Continúa el texto sobre Rosario de Acuña y el periódico El Noroeste a partir de su última oración.

§ **PÁGINA**:

··········

Tras muchos años de participar en la vida de El Noroeste, Rosario de Acuña debió de sentir como algo propio y cercano el periódico gijonés que durante tantos años difundió su pensamiento por toda Asturias, pues además de colaborar con sus escritos, mantuvo relaciones de amistad con algunos de sus periodistas. El joven redactor José Díaz Fernández nos da cuenta en un artículo publicado en 1924, de las charlas que mantenía con la escritora algunas tardes que acudía a visitarla. De Asturias, de poesía, de sus viajes por España y Portugal, de literatura rusa, de cine: «¡El cine! ¡Qué barbaridad! –decía indignada doña Rosario. Ahí no puede haber poesía sino inmoralidad y folletín. Yo nunca estuve». Antonio López Oliveros, quien fuera su director durante diecisiete años, de 1917 a 1934, también nos dejó escrito acerca de las conversaciones que mantenía de vez en cuando con la escritora. En una de ellas, ocurrida en 1917, le anima a que acepte la dirección del periódico que por entonces le habían propuesto: «Uno de esos días Rosario de Acuña y Villanueva, a la que yo visitaba con frecuencia en su refugio de El Cervigón (Gijón) me compelió en nombre del liberalismo español a que aceptase la dirección de El Noroeste, en el que ella vertía muy a menudo las nobles estridencias de su espíritu revolucionario indomable»

··········

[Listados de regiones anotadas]

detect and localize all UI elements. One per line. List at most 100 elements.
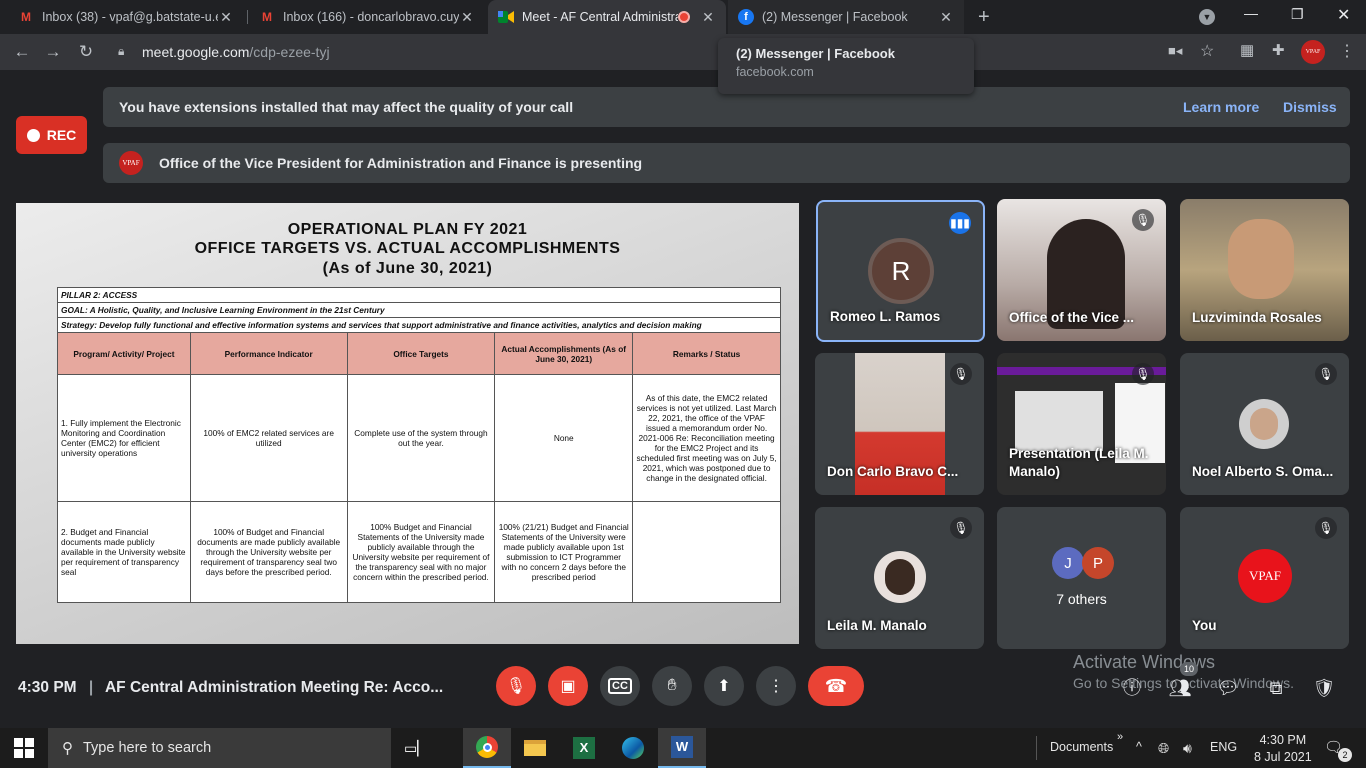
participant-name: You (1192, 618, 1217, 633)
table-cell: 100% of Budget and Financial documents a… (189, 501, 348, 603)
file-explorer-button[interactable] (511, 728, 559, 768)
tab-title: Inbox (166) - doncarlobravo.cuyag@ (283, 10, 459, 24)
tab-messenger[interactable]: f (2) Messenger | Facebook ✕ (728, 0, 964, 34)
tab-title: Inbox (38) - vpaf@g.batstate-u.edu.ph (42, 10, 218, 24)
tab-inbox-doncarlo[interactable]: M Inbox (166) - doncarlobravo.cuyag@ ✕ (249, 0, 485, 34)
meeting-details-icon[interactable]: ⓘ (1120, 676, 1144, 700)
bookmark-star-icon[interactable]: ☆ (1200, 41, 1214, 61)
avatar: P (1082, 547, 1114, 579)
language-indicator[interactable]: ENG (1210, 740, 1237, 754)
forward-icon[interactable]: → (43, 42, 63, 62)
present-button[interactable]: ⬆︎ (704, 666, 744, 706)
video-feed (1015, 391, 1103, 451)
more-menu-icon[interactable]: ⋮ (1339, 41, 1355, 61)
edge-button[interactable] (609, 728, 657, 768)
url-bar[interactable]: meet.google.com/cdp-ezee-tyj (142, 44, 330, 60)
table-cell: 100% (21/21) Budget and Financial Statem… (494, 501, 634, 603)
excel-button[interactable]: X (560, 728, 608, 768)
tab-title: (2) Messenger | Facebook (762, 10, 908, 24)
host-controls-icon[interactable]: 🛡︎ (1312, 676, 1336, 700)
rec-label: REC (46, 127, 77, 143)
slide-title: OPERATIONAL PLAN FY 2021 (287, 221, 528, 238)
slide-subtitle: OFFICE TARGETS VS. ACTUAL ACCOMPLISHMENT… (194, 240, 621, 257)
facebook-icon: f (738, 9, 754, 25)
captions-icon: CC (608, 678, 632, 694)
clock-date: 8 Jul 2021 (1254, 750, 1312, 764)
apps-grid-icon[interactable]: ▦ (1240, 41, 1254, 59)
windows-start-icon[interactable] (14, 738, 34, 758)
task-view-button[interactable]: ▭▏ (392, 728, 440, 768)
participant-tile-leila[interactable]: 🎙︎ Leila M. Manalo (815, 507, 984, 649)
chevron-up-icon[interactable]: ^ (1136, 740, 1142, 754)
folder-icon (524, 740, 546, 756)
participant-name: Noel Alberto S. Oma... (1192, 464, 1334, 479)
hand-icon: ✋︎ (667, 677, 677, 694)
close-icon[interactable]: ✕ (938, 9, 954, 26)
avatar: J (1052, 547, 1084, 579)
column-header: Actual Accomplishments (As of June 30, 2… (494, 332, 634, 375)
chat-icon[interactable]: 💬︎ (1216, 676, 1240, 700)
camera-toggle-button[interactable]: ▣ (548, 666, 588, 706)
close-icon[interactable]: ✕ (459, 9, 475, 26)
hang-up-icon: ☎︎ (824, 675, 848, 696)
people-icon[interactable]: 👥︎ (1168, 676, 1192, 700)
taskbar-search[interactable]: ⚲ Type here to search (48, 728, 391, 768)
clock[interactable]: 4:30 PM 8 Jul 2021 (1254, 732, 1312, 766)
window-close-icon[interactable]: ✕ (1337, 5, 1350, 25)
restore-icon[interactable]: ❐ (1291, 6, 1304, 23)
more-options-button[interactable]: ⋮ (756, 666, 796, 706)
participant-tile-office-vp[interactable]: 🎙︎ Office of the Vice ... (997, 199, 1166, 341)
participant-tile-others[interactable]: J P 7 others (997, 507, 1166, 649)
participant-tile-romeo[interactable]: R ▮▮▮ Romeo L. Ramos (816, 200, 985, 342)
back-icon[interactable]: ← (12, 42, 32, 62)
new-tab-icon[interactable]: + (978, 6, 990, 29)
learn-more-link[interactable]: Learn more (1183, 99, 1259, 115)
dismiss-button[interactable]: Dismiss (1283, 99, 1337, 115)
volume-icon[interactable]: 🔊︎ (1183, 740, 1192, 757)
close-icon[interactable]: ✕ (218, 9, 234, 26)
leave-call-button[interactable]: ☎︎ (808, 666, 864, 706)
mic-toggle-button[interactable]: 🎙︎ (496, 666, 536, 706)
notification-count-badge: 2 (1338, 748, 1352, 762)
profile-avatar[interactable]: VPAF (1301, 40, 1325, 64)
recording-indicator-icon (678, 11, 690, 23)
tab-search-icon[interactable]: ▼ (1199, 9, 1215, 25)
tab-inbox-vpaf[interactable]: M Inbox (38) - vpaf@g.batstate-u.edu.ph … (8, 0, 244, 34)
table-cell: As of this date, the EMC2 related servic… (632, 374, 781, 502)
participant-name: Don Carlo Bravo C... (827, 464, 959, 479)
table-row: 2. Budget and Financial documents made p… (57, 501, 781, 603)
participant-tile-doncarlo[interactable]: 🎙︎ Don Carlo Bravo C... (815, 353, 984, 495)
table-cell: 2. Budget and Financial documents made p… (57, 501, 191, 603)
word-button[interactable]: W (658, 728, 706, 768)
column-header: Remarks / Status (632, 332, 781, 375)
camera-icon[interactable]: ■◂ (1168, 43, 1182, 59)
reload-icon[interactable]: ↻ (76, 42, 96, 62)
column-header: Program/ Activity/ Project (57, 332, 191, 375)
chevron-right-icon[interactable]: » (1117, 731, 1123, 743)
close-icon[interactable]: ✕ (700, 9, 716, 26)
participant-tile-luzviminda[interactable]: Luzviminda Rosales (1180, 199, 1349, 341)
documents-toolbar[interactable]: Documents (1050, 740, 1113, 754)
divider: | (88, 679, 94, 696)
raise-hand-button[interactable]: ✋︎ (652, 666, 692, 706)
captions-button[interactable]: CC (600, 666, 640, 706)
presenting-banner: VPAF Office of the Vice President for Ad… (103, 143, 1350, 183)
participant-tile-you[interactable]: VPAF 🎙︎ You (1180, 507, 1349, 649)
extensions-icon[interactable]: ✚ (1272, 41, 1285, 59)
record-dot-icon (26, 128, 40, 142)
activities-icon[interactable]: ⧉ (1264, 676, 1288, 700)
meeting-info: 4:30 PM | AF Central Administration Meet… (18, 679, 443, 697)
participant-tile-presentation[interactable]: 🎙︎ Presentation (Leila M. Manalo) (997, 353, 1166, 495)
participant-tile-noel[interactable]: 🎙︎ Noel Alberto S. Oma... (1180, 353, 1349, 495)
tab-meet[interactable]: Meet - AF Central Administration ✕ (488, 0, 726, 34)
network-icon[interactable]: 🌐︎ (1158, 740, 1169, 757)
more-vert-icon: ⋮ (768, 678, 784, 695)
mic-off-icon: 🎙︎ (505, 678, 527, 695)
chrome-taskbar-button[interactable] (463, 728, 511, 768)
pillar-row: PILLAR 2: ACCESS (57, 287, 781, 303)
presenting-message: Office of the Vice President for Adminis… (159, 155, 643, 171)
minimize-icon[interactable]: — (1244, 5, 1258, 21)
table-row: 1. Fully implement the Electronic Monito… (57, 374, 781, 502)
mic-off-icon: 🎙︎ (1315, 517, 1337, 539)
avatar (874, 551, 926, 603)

··········

§ **RESPUESTA**:
No es de extrañar, por tanto, que el periódico quisiera tributar un homenaje a quien fuera durante catorce años fuera una de sus más ilustres colaboradoras. He aquí un fragmento de la despedida publicada a toda plana en la edición del 8 de mayo de 1923:
«Está la pluma tan cargada de dolor, que no sabemos cómo empezar estas líneas amargas. Hubiéramos preferido un patético silencio, una grave y excepcional intimidad con nosotros mismos, para expresar hoy sin este torpe y defectuoso procedimiento de la palabra, todo el tumulto de nuestra emoción. El alma humana precisa a veces recogerse en sus propias sombras, en ese oscuro y triste recinto donde se desarrollan las tormentas sentimentales para encontrar válvulas a su angustia. Nosotros hubiéramos preferido callar y meditar, sentirnos más cerca de D.ª Rosario de Acuña, ahora que D.ª Rosario de Acuña no puede enardecernos con su palabra, ni hacernos partícipes de aquella conmovedora vehemencia que denunciaba su espíritu superior. Nosotros quisiéramos callar y pensar y sufrir por ella, por la mujer que ha muerto bajo el peso de la gloria, que, no otra cosa es la ancianidad, cuando la ancianidad significa epílogo y consecuencia de una vida ejemplar dirigida por el pensamiento.
»Pero hay que escribir y apresar en conceptos ese dolor íntimo, hay que escribir, aunque no sea más que por imitarla a ella, que escribió siempre, en sus momentos más duros, cuando tenía el corazón partido por la tristeza, y la vida le clavaba la garra inexorable de sus desgracias. Hay que escribir por ella, que tenía la pluma de acero, rígida, inquebrantable y poderosa para ponerla siempre al servicio del bien, de la belleza y la bondad; hay que escribir pensando en su pluma, que se mojó en todas las rebeldías y se mojó en todas las ternuras, y fue constantemente honda para arrojar ideas, arado para abrir surcos en los páramos del fanatismo y la ignorancia, escudo para los débiles y los oprimidos, llama deslumbrante de pasión generosa y de inquietudes renovadoras. Hay que escribir, y, si es posible, escribir con llanto, diluir en lágrimas el sentimiento que culmine en nosotros ante la desaparición corpórea de la mujer inmortal que amó y luchó hasta el fin como una Elegida.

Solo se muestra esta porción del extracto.